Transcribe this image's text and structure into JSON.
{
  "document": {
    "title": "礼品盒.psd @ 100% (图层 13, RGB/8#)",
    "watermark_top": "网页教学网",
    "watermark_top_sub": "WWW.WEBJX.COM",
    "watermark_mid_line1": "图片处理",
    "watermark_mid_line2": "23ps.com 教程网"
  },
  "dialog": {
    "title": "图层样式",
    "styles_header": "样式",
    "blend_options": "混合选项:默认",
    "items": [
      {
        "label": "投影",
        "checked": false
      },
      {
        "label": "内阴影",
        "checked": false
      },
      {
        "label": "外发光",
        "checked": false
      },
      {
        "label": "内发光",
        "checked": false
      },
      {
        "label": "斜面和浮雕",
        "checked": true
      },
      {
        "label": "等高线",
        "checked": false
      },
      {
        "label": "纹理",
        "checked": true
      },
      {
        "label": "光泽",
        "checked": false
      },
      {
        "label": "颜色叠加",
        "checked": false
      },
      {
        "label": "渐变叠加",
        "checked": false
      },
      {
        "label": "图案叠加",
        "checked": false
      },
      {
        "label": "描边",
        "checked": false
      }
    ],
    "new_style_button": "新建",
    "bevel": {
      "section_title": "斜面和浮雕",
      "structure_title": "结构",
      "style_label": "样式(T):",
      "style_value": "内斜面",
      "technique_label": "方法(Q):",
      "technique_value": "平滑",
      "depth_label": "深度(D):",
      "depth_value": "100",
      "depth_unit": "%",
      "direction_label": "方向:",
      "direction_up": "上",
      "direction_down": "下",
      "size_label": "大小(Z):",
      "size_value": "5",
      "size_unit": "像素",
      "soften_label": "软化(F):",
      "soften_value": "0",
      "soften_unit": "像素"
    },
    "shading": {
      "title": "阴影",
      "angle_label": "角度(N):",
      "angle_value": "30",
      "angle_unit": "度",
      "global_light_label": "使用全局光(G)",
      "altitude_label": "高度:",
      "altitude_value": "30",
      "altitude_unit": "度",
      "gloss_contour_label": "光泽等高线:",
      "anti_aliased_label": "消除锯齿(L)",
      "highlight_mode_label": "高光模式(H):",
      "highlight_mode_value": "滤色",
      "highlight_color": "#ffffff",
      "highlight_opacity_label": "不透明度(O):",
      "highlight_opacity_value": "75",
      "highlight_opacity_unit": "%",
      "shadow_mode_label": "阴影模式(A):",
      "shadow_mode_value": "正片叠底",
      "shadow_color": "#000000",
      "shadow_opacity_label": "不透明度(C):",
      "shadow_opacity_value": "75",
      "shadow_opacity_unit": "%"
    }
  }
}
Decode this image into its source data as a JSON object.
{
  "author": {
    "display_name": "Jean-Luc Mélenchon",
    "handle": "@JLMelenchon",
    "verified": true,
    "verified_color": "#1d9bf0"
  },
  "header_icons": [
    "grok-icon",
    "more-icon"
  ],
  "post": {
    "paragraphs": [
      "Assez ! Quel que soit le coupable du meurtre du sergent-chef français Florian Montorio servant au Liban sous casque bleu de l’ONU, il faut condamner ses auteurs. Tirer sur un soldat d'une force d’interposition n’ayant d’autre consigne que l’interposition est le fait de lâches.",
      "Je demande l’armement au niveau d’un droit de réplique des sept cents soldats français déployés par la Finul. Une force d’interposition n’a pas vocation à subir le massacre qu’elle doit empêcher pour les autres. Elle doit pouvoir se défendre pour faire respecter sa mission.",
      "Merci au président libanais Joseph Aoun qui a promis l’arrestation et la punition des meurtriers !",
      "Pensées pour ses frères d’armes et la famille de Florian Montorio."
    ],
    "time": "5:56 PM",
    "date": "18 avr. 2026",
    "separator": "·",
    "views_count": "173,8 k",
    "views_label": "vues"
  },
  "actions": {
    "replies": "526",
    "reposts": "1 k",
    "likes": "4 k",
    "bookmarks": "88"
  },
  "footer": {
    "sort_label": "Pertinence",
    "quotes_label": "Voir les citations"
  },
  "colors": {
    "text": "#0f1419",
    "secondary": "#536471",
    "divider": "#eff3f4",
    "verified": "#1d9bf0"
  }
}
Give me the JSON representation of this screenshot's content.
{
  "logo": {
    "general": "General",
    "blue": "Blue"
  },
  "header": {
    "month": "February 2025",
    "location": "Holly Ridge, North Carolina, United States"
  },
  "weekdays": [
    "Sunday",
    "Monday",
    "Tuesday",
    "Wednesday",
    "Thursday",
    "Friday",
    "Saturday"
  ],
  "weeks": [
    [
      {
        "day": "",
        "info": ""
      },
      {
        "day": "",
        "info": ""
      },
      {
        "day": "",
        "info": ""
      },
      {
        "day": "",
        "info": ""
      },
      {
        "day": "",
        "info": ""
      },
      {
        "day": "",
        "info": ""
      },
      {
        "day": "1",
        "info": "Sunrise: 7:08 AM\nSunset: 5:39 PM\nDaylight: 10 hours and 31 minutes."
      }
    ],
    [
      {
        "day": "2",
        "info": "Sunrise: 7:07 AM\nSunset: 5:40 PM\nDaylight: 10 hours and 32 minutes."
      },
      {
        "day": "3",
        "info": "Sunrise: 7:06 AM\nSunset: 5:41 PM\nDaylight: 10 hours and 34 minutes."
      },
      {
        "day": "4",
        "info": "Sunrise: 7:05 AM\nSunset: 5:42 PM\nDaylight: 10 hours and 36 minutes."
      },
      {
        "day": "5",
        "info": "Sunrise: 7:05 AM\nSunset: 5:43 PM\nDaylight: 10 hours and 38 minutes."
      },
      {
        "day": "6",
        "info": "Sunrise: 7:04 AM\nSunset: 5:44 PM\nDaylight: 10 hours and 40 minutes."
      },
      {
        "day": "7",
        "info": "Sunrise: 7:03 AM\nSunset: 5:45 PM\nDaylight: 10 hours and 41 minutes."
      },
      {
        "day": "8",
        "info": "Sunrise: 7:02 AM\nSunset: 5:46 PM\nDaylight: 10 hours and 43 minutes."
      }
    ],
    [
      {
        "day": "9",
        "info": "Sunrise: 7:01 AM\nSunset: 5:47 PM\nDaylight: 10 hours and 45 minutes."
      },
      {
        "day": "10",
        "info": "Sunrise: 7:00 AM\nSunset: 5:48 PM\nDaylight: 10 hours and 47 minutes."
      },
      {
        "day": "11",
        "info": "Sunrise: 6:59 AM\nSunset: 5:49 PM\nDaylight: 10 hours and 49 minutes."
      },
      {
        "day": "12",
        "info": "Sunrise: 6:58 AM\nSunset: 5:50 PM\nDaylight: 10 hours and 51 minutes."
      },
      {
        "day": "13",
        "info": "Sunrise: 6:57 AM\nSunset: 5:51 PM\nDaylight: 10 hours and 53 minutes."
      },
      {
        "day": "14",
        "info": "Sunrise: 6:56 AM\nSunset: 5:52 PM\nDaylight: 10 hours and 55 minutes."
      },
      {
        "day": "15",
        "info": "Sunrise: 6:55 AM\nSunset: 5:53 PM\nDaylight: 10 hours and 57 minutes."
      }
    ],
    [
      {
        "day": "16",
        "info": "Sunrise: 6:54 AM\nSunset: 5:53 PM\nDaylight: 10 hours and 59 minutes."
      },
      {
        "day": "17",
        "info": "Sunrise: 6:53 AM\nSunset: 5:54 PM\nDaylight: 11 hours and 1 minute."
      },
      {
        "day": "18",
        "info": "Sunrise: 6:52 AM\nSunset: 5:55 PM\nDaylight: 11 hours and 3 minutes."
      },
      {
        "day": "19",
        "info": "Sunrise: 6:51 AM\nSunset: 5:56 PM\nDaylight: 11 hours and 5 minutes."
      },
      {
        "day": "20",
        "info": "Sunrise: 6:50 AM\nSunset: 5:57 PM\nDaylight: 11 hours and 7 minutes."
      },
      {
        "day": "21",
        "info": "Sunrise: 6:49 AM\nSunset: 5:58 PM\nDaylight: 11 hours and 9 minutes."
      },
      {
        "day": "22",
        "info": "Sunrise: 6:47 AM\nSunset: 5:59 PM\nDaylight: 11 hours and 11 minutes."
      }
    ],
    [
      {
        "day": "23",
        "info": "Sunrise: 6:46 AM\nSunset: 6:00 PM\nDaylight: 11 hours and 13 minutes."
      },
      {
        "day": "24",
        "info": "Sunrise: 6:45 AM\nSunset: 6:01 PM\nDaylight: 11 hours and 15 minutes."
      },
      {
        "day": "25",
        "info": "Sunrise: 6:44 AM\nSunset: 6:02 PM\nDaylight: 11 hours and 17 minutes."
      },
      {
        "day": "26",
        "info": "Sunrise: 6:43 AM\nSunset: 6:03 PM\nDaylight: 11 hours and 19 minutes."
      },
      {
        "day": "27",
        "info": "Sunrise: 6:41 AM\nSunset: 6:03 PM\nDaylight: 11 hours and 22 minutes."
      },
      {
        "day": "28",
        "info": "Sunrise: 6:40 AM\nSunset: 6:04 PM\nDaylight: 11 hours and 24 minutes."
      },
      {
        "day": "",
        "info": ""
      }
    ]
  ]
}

━━━━━━━━

Search the lines for the string "français" and copy every line that has it.

      "Assez ! Quel que soit le coupable du meurtre du sergent-chef français Florian Montorio servant au Liban sous casque bleu de l’ONU, il faut condamner ses auteurs. Tirer sur un soldat d'une force d’interposition n’ayant d’autre consigne que l’interposition est le fait de lâches.",
      "Je demande l’armement au niveau d’un droit de réplique des sept cents soldats français déployés par la Finul. Une force d’interposition n’a pas vocation à subir le massacre qu’elle doit empêcher pour les autres. Elle doit pouvoir se défendre pour faire respecter sa mission.",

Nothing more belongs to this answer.